▶ _Supplied records_:
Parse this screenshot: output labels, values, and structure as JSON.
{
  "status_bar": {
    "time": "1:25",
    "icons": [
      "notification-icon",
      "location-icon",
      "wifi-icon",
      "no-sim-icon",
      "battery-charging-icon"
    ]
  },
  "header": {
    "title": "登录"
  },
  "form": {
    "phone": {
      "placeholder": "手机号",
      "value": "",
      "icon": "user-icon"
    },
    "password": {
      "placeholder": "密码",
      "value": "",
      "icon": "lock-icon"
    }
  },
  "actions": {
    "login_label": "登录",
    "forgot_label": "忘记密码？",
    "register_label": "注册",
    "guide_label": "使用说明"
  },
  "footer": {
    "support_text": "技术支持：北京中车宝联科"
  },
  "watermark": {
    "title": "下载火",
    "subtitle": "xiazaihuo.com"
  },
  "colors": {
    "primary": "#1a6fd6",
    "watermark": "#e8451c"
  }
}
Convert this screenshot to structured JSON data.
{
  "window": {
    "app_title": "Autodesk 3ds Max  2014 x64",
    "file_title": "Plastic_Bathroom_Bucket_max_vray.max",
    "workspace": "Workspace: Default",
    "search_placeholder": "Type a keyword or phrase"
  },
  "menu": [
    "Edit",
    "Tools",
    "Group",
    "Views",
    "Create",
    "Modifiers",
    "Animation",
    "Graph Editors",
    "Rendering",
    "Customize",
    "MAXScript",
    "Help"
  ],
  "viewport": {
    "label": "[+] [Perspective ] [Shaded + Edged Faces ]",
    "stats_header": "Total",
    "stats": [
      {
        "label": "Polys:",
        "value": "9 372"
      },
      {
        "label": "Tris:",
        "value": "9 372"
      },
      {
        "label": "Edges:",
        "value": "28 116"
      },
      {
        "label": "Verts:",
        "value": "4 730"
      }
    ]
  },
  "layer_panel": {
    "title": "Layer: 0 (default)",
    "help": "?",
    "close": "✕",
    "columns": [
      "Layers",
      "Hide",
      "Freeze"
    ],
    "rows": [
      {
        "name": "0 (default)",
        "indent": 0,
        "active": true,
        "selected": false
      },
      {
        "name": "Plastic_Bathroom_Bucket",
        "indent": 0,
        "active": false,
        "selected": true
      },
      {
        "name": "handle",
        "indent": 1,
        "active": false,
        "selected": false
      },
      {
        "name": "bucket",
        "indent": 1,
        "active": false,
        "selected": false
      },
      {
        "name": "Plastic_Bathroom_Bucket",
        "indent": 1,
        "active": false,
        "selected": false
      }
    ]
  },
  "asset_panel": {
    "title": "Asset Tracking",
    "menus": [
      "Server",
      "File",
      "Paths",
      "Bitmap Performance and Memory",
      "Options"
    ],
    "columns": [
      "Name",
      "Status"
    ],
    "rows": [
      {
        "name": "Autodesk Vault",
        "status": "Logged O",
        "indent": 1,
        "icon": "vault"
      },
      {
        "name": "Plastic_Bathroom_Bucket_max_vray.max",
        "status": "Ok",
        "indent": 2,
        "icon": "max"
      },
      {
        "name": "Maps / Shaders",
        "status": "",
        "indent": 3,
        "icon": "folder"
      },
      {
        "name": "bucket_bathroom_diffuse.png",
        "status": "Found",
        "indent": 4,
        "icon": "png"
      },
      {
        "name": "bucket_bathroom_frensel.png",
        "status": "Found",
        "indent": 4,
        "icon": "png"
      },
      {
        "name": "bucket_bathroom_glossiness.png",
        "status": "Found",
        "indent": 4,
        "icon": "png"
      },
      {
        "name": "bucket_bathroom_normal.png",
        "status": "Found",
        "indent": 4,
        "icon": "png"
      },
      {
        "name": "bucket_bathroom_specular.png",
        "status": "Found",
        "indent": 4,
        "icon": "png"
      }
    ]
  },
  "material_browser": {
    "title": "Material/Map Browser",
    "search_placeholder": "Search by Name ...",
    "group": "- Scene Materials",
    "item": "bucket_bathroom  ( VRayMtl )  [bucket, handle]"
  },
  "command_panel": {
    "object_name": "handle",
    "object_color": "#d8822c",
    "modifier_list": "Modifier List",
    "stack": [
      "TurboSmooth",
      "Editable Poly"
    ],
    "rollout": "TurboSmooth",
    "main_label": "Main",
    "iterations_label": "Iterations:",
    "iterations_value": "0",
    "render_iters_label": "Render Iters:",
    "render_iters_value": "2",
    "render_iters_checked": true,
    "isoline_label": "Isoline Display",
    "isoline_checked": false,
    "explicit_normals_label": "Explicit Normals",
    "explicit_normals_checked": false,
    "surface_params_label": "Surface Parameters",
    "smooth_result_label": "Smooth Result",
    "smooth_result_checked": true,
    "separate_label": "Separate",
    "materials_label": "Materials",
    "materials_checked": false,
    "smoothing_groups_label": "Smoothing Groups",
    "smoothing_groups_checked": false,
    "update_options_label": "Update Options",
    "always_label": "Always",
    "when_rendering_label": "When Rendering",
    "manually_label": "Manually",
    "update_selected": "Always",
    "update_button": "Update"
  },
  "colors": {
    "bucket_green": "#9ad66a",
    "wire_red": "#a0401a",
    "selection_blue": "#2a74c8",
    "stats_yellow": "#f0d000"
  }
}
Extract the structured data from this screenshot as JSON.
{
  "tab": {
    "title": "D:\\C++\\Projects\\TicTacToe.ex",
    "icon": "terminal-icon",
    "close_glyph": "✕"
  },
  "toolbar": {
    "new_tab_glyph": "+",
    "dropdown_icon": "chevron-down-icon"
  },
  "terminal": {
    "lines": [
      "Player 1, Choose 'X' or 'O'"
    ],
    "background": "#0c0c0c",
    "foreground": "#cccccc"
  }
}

▶ _Stated problem_:
Copy the material above verbatim.

▶ _Task solution_:
Parse this screenshot: output labels, values, and structure as JSON.
{
  "status_bar": {
    "time": "1:25",
    "icons": [
      "notification-icon",
      "location-icon",
      "wifi-icon",
      "no-sim-icon",
      "battery-charging-icon"
    ]
  },
  "header": {
    "title": "登录"
  },
  "form": {
    "phone": {
      "placeholder": "手机号",
      "value": "",
      "icon": "user-icon"
    },
    "password": {
      "placeholder": "密码",
      "value": "",
      "icon": "lock-icon"
    }
  },
  "actions": {
    "login_label": "登录",
    "forgot_label": "忘记密码？",
    "register_label": "注册",
    "guide_label": "使用说明"
  },
  "footer": {
    "support_text": "技术支持：北京中车宝联科"
  },
  "watermark": {
    "title": "下载火",
    "subtitle": "xiazaihuo.com"
  },
  "colors": {
    "primary": "#1a6fd6",
    "watermark": "#e8451c"
  }
}
Convert this screenshot to structured JSON data.
{
  "window": {
    "app_title": "Autodesk 3ds Max  2014 x64",
    "file_title": "Plastic_Bathroom_Bucket_max_vray.max",
    "workspace": "Workspace: Default",
    "search_placeholder": "Type a keyword or phrase"
  },
  "menu": [
    "Edit",
    "Tools",
    "Group",
    "Views",
    "Create",
    "Modifiers",
    "Animation",
    "Graph Editors",
    "Rendering",
    "Customize",
    "MAXScript",
    "Help"
  ],
  "viewport": {
    "label": "[+] [Perspective ] [Shaded + Edged Faces ]",
    "stats_header": "Total",
    "stats": [
      {
        "label": "Polys:",
        "value": "9 372"
      },
      {
        "label": "Tris:",
        "value": "9 372"
      },
      {
        "label": "Edges:",
        "value": "28 116"
      },
      {
        "label": "Verts:",
        "value": "4 730"
      }
    ]
  },
  "layer_panel": {
    "title": "Layer: 0 (default)",
    "help": "?",
    "close": "✕",
    "columns": [
      "Layers",
      "Hide",
      "Freeze"
    ],
    "rows": [
      {
        "name": "0 (default)",
        "indent": 0,
        "active": true,
        "selected": false
      },
      {
        "name": "Plastic_Bathroom_Bucket",
        "indent": 0,
        "active": false,
        "selected": true
      },
      {
        "name": "handle",
        "indent": 1,
        "active": false,
        "selected": false
      },
      {
        "name": "bucket",
        "indent": 1,
        "active": false,
        "selected": false
      },
      {
        "name": "Plastic_Bathroom_Bucket",
        "indent": 1,
        "active": false,
        "selected": false
      }
    ]
  },
  "asset_panel": {
    "title": "Asset Tracking",
    "menus": [
      "Server",
      "File",
      "Paths",
      "Bitmap Performance and Memory",
      "Options"
    ],
    "columns": [
      "Name",
      "Status"
    ],
    "rows": [
      {
        "name": "Autodesk Vault",
        "status": "Logged O",
        "indent": 1,
        "icon": "vault"
      },
      {
        "name": "Plastic_Bathroom_Bucket_max_vray.max",
        "status": "Ok",
        "indent": 2,
        "icon": "max"
      },
      {
        "name": "Maps / Shaders",
        "status": "",
        "indent": 3,
        "icon": "folder"
      },
      {
        "name": "bucket_bathroom_diffuse.png",
        "status": "Found",
        "indent": 4,
        "icon": "png"
      },
      {
        "name": "bucket_bathroom_frensel.png",
        "status": "Found",
        "indent": 4,
        "icon": "png"
      },
      {
        "name": "bucket_bathroom_glossiness.png",
        "status": "Found",
        "indent": 4,
        "icon": "png"
      },
      {
        "name": "bucket_bathroom_normal.png",
        "status": "Found",
        "indent": 4,
        "icon": "png"
      },
      {
        "name": "bucket_bathroom_specular.png",
        "status": "Found",
        "indent": 4,
        "icon": "png"
      }
    ]
  },
  "material_browser": {
    "title": "Material/Map Browser",
    "search_placeholder": "Search by Name ...",
    "group": "- Scene Materials",
    "item": "bucket_bathroom  ( VRayMtl )  [bucket, handle]"
  },
  "command_panel": {
    "object_name": "handle",
    "object_color": "#d8822c",
    "modifier_list": "Modifier List",
    "stack": [
      "TurboSmooth",
      "Editable Poly"
    ],
    "rollout": "TurboSmooth",
    "main_label": "Main",
    "iterations_label": "Iterations:",
    "iterations_value": "0",
    "render_iters_label": "Render Iters:",
    "render_iters_value": "2",
    "render_iters_checked": true,
    "isoline_label": "Isoline Display",
    "isoline_checked": false,
    "explicit_normals_label": "Explicit Normals",
    "explicit_normals_checked": false,
    "surface_params_label": "Surface Parameters",
    "smooth_result_label": "Smooth Result",
    "smooth_result_checked": true,
    "separate_label": "Separate",
    "materials_label": "Materials",
    "materials_checked": false,
    "smoothing_groups_label": "Smoothing Groups",
    "smoothing_groups_checked": false,
    "update_options_label": "Update Options",
    "always_label": "Always",
    "when_rendering_label": "When Rendering",
    "manually_label": "Manually",
    "update_selected": "Always",
    "update_button": "Update"
  },
  "colors": {
    "bucket_green": "#9ad66a",
    "wire_red": "#a0401a",
    "selection_blue": "#2a74c8",
    "stats_yellow": "#f0d000"
  }
}
Extract the structured data from this screenshot as JSON.
{
  "tab": {
    "title": "D:\\C++\\Projects\\TicTacToe.ex",
    "icon": "terminal-icon",
    "close_glyph": "✕"
  },
  "toolbar": {
    "new_tab_glyph": "+",
    "dropdown_icon": "chevron-down-icon"
  },
  "terminal": {
    "lines": [
      "Player 1, Choose 'X' or 'O'"
    ],
    "background": "#0c0c0c",
    "foreground": "#cccccc"
  }
}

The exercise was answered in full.